**Exercise goal:** All of the material below is to be restated word for word, apart from the pictures.

**Dataset extract:**

.....

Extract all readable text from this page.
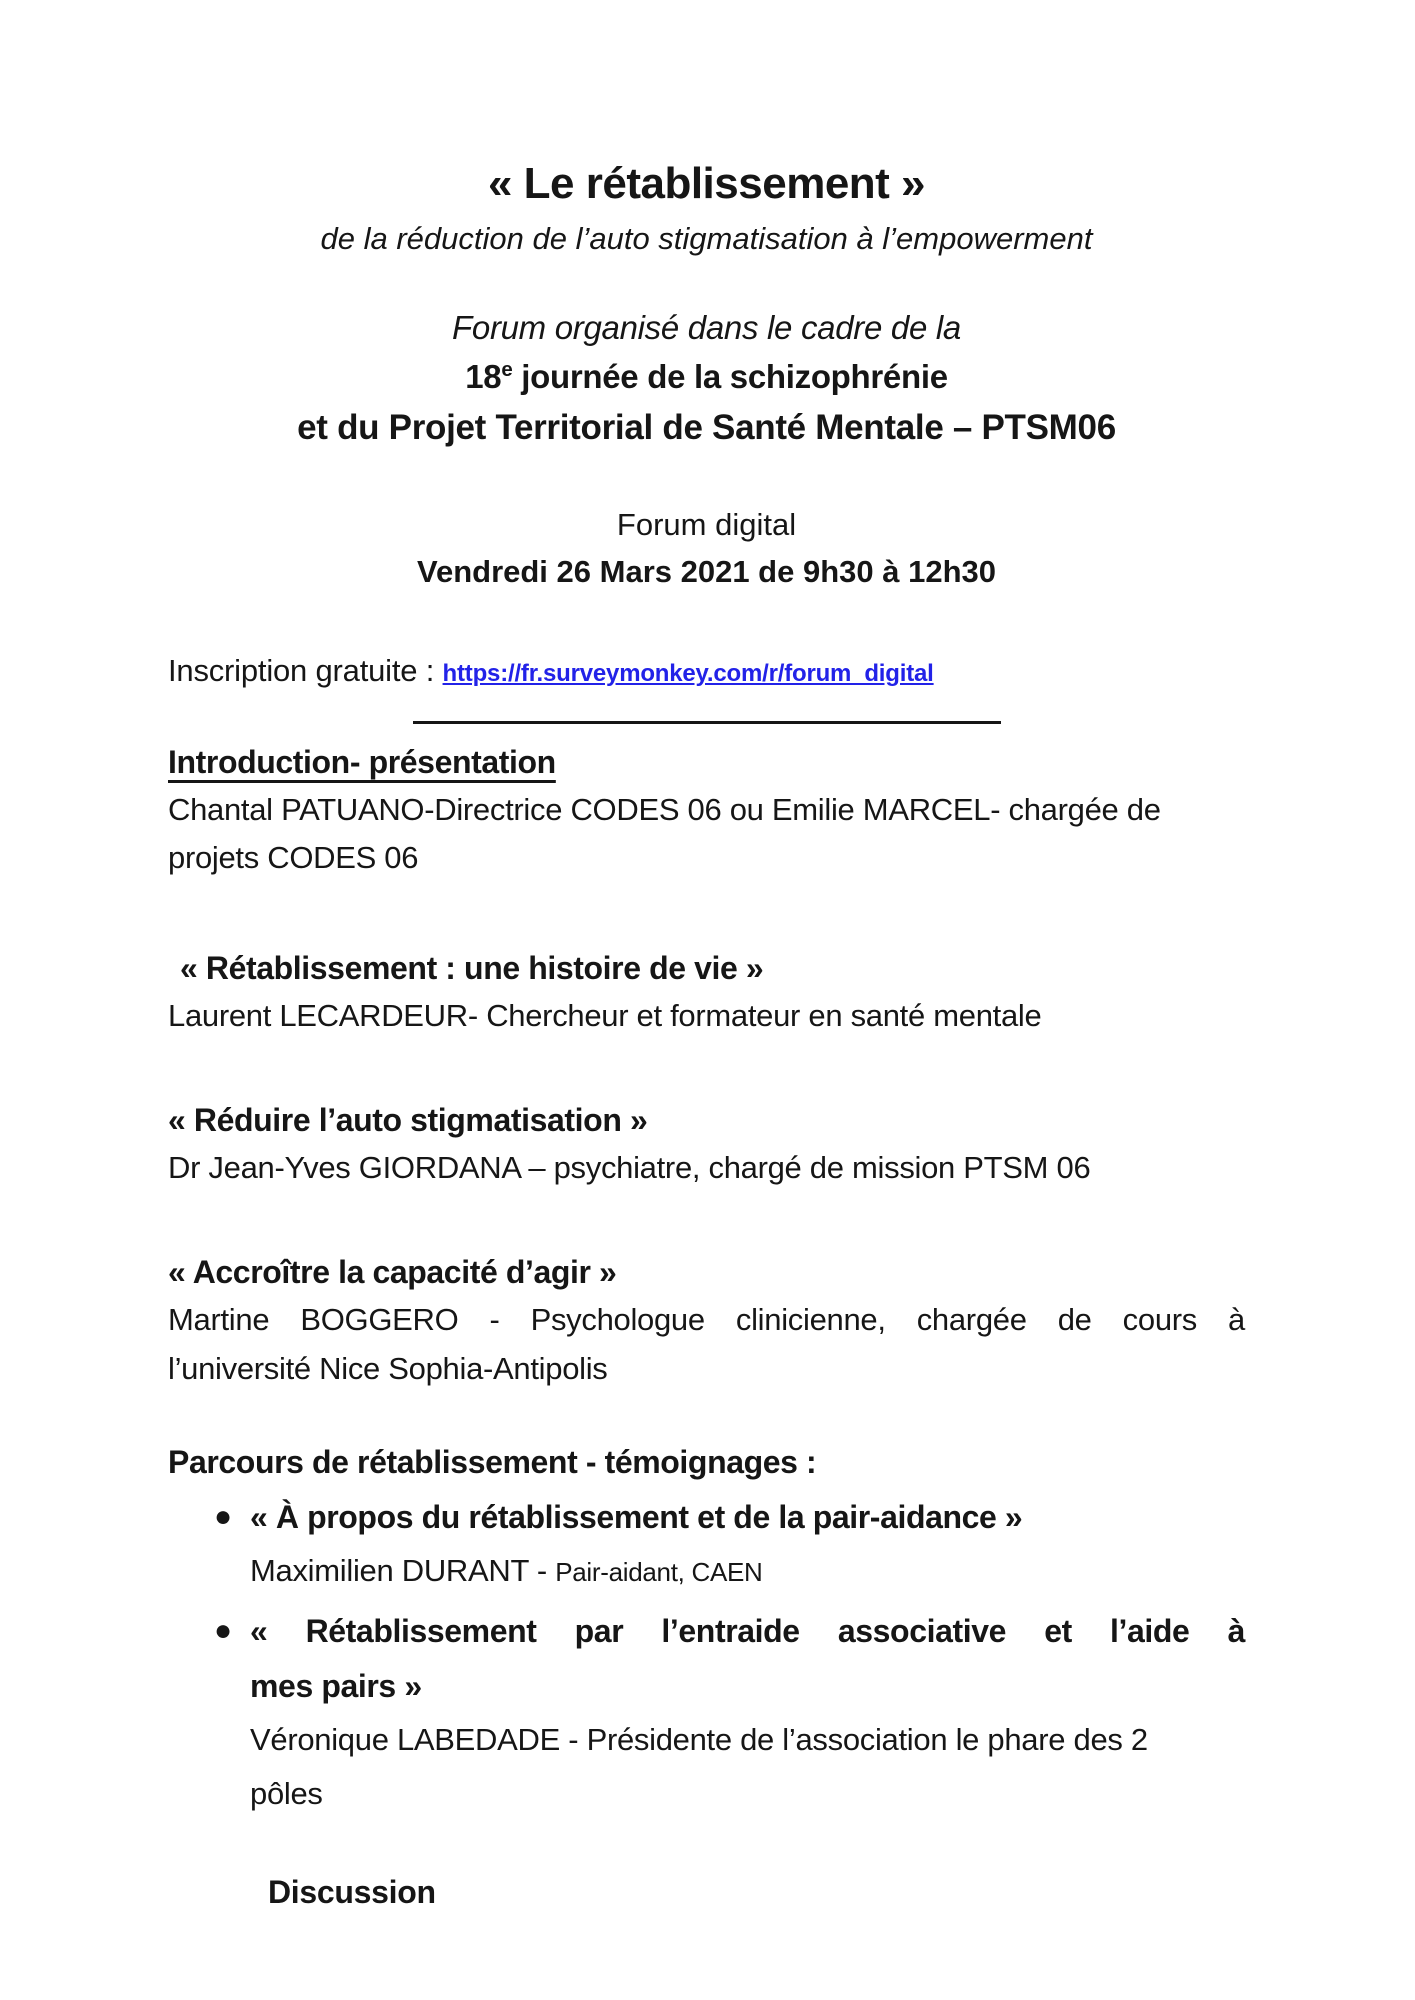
« Le rétablissement »
de la réduction de l’auto stigmatisation à l’empowerment
Forum organisé dans le cadre de la
18e journée de la schizophrénie
et du Projet Territorial de Santé Mentale – PTSM06
Forum digital
Vendredi 26 Mars 2021 de 9h30 à 12h30
Inscription gratuite : https://fr.surveymonkey.com/r/forum_digital
Introduction- présentation
Chantal PATUANO-Directrice CODES 06 ou Emilie MARCEL- chargée de
projets CODES 06
« Rétablissement : une histoire de vie »
Laurent LECARDEUR- Chercheur et formateur en santé mentale
« Réduire l’auto stigmatisation »
Dr Jean-Yves GIORDANA – psychiatre, chargé de mission PTSM 06
« Accroître la capacité d’agir »
Martine BOGGERO - Psychologue clinicienne, chargée de cours à
l’université Nice Sophia-Antipolis
Parcours de rétablissement - témoignages :
● « À propos du rétablissement et de la pair-aidance »
Maximilien DURANT - Pair-aidant, CAEN
● « Rétablissement par l’entraide associative et l’aide à
mes pairs »
Véronique LABEDADE - Présidente de l’association le phare des 2
pôles
Discussion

.....

**Task answer:**
Extract all readable text from this page.
« Le rétablissement »
de la réduction de l’auto stigmatisation à l’empowerment
Forum organisé dans le cadre de la
18e journée de la schizophrénie
et du Projet Territorial de Santé Mentale – PTSM06
Forum digital
Vendredi 26 Mars 2021 de 9h30 à 12h30
Inscription gratuite : https://fr.surveymonkey.com/r/forum_digital
Introduction- présentation
Chantal PATUANO-Directrice CODES 06 ou Emilie MARCEL- chargée de
projets CODES 06
« Rétablissement : une histoire de vie »
Laurent LECARDEUR- Chercheur et formateur en santé mentale
« Réduire l’auto stigmatisation »
Dr Jean-Yves GIORDANA – psychiatre, chargé de mission PTSM 06
« Accroître la capacité d’agir »
Martine BOGGERO - Psychologue clinicienne, chargée de cours à
l’université Nice Sophia-Antipolis
Parcours de rétablissement - témoignages :
● « À propos du rétablissement et de la pair-aidance »
Maximilien DURANT - Pair-aidant, CAEN
● « Rétablissement par l’entraide associative et l’aide à
mes pairs »
Véronique LABEDADE - Présidente de l’association le phare des 2
pôles
Discussion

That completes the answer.